→ **Supplied entries**

★ ★ ★ ★

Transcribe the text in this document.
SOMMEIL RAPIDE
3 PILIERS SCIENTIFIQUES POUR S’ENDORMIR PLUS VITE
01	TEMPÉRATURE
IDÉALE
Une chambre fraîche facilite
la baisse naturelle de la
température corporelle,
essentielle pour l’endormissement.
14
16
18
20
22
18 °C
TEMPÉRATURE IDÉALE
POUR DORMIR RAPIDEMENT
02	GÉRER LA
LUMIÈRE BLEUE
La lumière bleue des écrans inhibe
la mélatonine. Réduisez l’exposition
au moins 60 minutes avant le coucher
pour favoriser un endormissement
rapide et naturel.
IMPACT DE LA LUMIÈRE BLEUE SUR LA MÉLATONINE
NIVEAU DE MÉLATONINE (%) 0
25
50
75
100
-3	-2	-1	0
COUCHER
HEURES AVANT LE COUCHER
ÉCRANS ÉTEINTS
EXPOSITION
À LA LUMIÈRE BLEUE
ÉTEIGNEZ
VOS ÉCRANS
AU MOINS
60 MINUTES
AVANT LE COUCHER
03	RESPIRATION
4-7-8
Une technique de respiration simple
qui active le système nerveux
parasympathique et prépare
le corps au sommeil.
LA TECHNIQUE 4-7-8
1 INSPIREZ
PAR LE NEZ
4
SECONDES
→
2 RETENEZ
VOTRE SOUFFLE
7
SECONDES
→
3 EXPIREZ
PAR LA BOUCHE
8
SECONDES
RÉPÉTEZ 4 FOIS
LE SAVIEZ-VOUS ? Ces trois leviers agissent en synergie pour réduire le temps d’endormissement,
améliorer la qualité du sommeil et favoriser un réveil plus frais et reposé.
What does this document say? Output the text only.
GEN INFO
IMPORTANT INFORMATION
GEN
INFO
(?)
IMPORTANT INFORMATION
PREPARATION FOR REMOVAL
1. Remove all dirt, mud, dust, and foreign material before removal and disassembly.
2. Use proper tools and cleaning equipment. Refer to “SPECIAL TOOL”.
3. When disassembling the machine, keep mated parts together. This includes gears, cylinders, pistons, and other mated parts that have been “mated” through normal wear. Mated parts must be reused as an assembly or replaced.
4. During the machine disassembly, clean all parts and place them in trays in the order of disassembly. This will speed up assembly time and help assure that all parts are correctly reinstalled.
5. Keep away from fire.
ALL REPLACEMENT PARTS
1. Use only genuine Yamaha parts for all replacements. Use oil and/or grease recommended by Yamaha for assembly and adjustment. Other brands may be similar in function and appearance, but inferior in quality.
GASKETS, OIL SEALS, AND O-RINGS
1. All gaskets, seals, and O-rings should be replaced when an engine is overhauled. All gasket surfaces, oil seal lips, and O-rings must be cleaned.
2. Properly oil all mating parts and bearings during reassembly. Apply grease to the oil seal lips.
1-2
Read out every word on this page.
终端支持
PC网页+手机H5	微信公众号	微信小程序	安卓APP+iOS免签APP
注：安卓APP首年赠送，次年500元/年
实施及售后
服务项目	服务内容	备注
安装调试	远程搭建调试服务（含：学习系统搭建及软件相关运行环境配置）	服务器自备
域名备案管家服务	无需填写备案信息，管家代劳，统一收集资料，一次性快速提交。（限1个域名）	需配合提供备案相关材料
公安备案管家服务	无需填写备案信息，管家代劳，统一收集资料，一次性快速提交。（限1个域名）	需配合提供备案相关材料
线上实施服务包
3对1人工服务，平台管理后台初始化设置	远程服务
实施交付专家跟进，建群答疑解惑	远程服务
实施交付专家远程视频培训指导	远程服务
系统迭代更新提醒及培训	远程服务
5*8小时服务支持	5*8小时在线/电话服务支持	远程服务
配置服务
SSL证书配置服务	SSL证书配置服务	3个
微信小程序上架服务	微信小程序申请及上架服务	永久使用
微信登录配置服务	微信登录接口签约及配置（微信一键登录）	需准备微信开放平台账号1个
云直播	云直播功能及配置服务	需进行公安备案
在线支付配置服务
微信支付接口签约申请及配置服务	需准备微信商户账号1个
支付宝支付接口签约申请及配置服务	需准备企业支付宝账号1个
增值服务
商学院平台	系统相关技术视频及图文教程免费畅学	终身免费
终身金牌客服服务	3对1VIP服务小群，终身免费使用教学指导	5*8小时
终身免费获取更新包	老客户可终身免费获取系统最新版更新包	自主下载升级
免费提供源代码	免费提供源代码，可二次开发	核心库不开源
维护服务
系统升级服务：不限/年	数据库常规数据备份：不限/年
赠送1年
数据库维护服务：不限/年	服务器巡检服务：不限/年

★ ★ ★ ★

→ **The exercise**
Reproduce each entry word for word.

→ **Answer below**
Transcribe the text in this document.
SOMMEIL RAPIDE
3 PILIERS SCIENTIFIQUES POUR S’ENDORMIR PLUS VITE
01	TEMPÉRATURE
IDÉALE
Une chambre fraîche facilite
la baisse naturelle de la
température corporelle,
essentielle pour l’endormissement.
14
16
18
20
22
18 °C
TEMPÉRATURE IDÉALE
POUR DORMIR RAPIDEMENT
02	GÉRER LA
LUMIÈRE BLEUE
La lumière bleue des écrans inhibe
la mélatonine. Réduisez l’exposition
au moins 60 minutes avant le coucher
pour favoriser un endormissement
rapide et naturel.
IMPACT DE LA LUMIÈRE BLEUE SUR LA MÉLATONINE
NIVEAU DE MÉLATONINE (%) 0
25
50
75
100
-3	-2	-1	0
COUCHER
HEURES AVANT LE COUCHER
ÉCRANS ÉTEINTS
EXPOSITION
À LA LUMIÈRE BLEUE
ÉTEIGNEZ
VOS ÉCRANS
AU MOINS
60 MINUTES
AVANT LE COUCHER
03	RESPIRATION
4-7-8
Une technique de respiration simple
qui active le système nerveux
parasympathique et prépare
le corps au sommeil.
LA TECHNIQUE 4-7-8
1 INSPIREZ
PAR LE NEZ
4
SECONDES
→
2 RETENEZ
VOTRE SOUFFLE
7
SECONDES
→
3 EXPIREZ
PAR LA BOUCHE
8
SECONDES
RÉPÉTEZ 4 FOIS
LE SAVIEZ-VOUS ? Ces trois leviers agissent en synergie pour réduire le temps d’endormissement,
améliorer la qualité du sommeil et favoriser un réveil plus frais et reposé.
What does this document say? Output the text only.
GEN INFO
IMPORTANT INFORMATION
GEN
INFO
(?)
IMPORTANT INFORMATION
PREPARATION FOR REMOVAL
1. Remove all dirt, mud, dust, and foreign material before removal and disassembly.
2. Use proper tools and cleaning equipment. Refer to “SPECIAL TOOL”.
3. When disassembling the machine, keep mated parts together. This includes gears, cylinders, pistons, and other mated parts that have been “mated” through normal wear. Mated parts must be reused as an assembly or replaced.
4. During the machine disassembly, clean all parts and place them in trays in the order of disassembly. This will speed up assembly time and help assure that all parts are correctly reinstalled.
5. Keep away from fire.
ALL REPLACEMENT PARTS
1. Use only genuine Yamaha parts for all replacements. Use oil and/or grease recommended by Yamaha for assembly and adjustment. Other brands may be similar in function and appearance, but inferior in quality.
GASKETS, OIL SEALS, AND O-RINGS
1. All gaskets, seals, and O-rings should be replaced when an engine is overhauled. All gasket surfaces, oil seal lips, and O-rings must be cleaned.
2. Properly oil all mating parts and bearings during reassembly. Apply grease to the oil seal lips.
1-2
Read out every word on this page.
终端支持
PC网页+手机H5	微信公众号	微信小程序	安卓APP+iOS免签APP
注：安卓APP首年赠送，次年500元/年
实施及售后
服务项目	服务内容	备注
安装调试	远程搭建调试服务（含：学习系统搭建及软件相关运行环境配置）	服务器自备
域名备案管家服务	无需填写备案信息，管家代劳，统一收集资料，一次性快速提交。（限1个域名）	需配合提供备案相关材料
公安备案管家服务	无需填写备案信息，管家代劳，统一收集资料，一次性快速提交。（限1个域名）	需配合提供备案相关材料
线上实施服务包
3对1人工服务，平台管理后台初始化设置	远程服务
实施交付专家跟进，建群答疑解惑	远程服务
实施交付专家远程视频培训指导	远程服务
系统迭代更新提醒及培训	远程服务
5*8小时服务支持	5*8小时在线/电话服务支持	远程服务
配置服务
SSL证书配置服务	SSL证书配置服务	3个
微信小程序上架服务	微信小程序申请及上架服务	永久使用
微信登录配置服务	微信登录接口签约及配置（微信一键登录）	需准备微信开放平台账号1个
云直播	云直播功能及配置服务	需进行公安备案
在线支付配置服务
微信支付接口签约申请及配置服务	需准备微信商户账号1个
支付宝支付接口签约申请及配置服务	需准备企业支付宝账号1个
增值服务
商学院平台	系统相关技术视频及图文教程免费畅学	终身免费
终身金牌客服服务	3对1VIP服务小群，终身免费使用教学指导	5*8小时
终身免费获取更新包	老客户可终身免费获取系统最新版更新包	自主下载升级
免费提供源代码	免费提供源代码，可二次开发	核心库不开源
维护服务
系统升级服务：不限/年	数据库常规数据备份：不限/年
赠送1年
数据库维护服务：不限/年	服务器巡检服务：不限/年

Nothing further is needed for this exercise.